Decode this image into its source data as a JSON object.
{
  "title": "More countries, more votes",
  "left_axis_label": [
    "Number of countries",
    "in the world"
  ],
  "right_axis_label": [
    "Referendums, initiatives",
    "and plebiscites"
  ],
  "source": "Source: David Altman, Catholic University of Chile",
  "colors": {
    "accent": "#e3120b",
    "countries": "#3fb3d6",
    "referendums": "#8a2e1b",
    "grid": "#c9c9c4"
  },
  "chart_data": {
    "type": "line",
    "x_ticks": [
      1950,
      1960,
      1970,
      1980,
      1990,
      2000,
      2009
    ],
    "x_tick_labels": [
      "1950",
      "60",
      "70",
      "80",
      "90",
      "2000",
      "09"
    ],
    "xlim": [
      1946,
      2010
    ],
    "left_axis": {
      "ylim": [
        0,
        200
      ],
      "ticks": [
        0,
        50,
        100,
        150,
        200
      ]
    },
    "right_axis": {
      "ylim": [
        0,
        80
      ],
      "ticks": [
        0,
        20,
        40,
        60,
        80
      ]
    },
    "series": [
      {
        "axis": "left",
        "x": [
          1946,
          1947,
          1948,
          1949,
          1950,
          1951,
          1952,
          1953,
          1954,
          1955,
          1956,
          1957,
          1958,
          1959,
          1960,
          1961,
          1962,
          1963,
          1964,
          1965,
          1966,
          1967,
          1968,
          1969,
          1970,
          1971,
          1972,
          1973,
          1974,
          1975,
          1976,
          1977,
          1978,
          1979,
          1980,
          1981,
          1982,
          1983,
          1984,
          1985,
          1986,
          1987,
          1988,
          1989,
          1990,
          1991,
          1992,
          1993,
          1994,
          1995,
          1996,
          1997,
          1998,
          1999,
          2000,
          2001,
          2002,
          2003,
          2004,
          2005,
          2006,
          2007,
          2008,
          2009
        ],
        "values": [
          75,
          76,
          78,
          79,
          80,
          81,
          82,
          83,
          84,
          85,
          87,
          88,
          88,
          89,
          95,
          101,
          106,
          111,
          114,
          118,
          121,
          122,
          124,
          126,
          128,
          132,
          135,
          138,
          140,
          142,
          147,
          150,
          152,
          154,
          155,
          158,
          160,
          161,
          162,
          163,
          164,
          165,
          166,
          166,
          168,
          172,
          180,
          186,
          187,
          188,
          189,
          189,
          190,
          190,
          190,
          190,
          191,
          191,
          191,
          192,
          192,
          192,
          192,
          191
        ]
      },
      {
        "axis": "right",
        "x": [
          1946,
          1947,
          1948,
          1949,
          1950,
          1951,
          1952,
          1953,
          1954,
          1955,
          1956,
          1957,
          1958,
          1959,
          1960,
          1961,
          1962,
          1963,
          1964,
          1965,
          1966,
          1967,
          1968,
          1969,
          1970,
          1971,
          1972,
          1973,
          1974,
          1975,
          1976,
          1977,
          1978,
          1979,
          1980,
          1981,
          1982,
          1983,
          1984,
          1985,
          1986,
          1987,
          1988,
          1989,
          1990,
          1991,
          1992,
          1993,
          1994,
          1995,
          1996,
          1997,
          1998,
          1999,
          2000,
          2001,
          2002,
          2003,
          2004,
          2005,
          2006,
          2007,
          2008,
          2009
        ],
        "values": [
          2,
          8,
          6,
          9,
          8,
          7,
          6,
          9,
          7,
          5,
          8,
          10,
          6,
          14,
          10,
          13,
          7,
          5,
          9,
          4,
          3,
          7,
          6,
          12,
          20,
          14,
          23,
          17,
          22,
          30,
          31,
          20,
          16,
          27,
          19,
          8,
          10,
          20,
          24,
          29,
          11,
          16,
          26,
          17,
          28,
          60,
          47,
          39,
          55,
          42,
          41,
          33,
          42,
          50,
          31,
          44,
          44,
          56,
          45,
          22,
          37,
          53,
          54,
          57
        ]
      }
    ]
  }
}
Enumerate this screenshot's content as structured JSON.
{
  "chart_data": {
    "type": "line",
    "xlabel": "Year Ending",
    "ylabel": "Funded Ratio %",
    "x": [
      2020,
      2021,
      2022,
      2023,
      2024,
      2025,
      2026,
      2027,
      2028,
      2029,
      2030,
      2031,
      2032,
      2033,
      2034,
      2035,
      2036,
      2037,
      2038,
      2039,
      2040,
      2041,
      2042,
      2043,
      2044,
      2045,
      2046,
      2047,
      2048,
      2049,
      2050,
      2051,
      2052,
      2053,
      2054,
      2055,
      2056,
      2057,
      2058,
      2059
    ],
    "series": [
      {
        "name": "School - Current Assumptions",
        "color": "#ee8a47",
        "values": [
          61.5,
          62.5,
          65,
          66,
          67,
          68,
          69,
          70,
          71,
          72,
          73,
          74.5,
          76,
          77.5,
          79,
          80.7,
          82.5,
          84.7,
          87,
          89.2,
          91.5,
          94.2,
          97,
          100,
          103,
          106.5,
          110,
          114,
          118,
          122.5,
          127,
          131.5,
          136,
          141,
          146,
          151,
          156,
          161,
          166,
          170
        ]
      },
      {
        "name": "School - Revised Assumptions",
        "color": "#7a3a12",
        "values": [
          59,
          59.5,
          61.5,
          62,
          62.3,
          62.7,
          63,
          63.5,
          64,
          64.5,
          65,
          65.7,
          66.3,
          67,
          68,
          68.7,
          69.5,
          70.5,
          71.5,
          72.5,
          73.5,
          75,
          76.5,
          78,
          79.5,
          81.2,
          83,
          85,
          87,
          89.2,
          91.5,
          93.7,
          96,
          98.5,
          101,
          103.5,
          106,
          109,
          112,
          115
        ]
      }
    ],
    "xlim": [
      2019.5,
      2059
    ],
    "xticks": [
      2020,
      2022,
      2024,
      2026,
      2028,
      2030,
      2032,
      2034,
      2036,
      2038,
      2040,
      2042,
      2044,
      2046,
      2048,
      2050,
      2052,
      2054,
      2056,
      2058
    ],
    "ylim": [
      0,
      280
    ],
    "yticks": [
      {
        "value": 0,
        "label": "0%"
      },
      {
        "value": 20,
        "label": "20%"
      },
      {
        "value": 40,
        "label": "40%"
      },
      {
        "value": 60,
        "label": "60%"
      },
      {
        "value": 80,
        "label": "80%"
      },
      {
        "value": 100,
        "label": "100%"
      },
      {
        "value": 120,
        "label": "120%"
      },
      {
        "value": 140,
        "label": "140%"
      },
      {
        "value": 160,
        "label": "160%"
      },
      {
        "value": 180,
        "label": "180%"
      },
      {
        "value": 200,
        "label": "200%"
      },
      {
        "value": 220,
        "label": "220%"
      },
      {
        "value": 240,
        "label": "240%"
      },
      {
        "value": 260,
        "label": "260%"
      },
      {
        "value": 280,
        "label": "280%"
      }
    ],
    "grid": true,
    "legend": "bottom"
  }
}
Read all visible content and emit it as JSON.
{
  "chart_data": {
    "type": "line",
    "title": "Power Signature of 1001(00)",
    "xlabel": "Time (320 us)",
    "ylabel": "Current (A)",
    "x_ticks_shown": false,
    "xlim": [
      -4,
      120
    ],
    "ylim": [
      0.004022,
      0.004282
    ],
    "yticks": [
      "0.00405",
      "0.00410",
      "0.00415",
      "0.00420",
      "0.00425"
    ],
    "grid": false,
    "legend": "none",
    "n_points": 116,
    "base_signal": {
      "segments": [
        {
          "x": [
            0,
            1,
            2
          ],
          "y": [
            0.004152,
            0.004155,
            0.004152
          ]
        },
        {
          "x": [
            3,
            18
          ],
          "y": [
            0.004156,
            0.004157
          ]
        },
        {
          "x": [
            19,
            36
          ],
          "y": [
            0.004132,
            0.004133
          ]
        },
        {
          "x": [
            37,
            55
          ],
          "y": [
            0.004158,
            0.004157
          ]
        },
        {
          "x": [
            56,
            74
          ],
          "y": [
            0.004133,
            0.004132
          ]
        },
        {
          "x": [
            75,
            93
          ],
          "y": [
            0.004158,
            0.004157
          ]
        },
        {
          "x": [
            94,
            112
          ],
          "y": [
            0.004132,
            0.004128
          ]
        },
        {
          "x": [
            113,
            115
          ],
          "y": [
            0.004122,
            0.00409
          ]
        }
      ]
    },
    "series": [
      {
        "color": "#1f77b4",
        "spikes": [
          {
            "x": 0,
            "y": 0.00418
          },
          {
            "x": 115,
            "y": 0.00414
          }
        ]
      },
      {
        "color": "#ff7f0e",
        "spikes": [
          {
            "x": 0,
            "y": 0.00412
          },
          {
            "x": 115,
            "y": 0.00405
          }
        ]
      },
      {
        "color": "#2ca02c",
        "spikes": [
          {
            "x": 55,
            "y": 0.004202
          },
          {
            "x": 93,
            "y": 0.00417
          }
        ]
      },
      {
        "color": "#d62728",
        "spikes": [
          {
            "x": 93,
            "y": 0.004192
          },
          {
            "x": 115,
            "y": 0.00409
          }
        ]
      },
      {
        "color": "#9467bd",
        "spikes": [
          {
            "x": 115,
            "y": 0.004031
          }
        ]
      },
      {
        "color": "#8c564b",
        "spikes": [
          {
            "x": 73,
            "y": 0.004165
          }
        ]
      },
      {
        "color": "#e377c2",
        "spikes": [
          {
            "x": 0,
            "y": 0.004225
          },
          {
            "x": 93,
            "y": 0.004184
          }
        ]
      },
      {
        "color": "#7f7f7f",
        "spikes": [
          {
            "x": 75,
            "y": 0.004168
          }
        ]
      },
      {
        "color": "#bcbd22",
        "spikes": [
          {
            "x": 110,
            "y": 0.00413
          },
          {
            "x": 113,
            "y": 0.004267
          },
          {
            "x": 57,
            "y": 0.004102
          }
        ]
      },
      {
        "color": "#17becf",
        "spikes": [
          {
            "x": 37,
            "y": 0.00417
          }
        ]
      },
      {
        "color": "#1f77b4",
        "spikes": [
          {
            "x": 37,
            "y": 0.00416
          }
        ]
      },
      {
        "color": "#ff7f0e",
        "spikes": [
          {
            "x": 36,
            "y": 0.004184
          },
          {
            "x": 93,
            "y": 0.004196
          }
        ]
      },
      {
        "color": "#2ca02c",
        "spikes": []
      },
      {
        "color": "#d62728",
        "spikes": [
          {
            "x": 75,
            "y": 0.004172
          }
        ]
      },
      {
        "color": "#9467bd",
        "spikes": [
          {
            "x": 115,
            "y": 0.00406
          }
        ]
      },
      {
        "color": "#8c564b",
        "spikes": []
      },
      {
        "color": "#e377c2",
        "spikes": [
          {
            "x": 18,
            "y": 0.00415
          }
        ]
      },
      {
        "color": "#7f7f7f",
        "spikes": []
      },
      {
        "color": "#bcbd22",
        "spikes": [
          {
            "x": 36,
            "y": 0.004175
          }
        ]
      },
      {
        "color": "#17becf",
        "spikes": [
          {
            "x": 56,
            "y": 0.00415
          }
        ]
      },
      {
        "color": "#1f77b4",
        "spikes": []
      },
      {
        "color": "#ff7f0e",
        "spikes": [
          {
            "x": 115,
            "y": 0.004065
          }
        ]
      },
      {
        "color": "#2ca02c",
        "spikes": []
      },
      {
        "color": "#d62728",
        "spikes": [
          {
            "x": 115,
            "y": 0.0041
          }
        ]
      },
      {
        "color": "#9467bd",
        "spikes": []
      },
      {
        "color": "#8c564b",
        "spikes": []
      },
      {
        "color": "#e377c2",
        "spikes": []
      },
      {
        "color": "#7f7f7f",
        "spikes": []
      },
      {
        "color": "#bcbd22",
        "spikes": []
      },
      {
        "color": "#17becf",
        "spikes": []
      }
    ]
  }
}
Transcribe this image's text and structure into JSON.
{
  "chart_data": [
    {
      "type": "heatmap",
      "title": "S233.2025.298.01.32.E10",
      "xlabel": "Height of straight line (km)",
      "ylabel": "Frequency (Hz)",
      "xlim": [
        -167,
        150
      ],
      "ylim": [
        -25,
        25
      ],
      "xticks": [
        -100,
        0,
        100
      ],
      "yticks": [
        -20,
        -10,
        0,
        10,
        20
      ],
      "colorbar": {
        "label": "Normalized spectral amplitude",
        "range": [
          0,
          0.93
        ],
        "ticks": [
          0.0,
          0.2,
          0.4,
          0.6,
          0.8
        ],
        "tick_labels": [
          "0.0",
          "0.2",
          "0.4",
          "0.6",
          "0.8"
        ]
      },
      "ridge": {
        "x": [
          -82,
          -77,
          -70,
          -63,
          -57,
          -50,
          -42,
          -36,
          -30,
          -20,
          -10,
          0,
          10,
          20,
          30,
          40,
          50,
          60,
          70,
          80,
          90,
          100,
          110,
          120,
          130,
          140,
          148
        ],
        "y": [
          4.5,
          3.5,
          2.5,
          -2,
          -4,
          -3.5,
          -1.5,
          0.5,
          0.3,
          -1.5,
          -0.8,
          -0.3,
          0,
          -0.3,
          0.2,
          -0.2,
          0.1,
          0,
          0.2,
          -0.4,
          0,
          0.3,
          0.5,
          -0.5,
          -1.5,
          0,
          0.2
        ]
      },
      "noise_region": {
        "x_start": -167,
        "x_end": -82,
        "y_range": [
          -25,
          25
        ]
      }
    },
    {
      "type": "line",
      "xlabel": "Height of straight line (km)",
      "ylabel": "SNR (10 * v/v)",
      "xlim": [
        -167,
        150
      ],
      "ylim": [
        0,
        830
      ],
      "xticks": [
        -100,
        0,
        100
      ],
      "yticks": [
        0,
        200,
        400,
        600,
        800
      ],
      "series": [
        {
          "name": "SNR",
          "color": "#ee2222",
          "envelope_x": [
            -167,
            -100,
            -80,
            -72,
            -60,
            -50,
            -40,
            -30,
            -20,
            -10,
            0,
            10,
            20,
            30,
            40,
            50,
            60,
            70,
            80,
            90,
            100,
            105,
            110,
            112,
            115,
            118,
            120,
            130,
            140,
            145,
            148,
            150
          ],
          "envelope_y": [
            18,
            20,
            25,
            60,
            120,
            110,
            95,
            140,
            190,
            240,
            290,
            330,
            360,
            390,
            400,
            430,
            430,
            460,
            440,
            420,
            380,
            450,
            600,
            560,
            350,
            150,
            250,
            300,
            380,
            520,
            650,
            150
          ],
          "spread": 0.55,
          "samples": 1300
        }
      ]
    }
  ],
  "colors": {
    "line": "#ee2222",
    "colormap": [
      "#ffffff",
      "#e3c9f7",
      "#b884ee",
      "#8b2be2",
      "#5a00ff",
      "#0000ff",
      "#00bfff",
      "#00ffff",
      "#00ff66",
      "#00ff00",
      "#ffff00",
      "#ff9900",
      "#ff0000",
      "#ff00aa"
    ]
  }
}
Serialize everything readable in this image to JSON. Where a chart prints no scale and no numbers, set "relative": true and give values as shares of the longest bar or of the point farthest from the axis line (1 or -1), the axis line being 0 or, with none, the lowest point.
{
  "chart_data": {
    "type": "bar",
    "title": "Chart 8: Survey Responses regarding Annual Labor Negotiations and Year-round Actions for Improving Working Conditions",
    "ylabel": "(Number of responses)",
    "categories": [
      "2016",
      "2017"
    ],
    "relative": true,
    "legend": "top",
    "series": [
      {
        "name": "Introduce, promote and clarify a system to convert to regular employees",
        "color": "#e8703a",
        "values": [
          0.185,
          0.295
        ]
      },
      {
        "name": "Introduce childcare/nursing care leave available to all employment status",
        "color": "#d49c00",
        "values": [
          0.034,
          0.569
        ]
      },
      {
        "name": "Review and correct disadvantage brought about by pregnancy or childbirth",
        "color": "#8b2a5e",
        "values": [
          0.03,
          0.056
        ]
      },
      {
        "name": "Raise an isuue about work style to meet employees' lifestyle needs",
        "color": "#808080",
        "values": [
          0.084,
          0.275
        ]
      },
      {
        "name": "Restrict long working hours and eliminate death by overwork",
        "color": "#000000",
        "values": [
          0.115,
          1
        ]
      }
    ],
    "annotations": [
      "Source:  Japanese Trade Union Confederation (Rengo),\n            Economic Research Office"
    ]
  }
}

* [What this task involves]
Search the data above for the string "legend" and return every line that has it.

* [The reply]
    "legend": "bottom"
    "legend": "none",
    "legend": "top",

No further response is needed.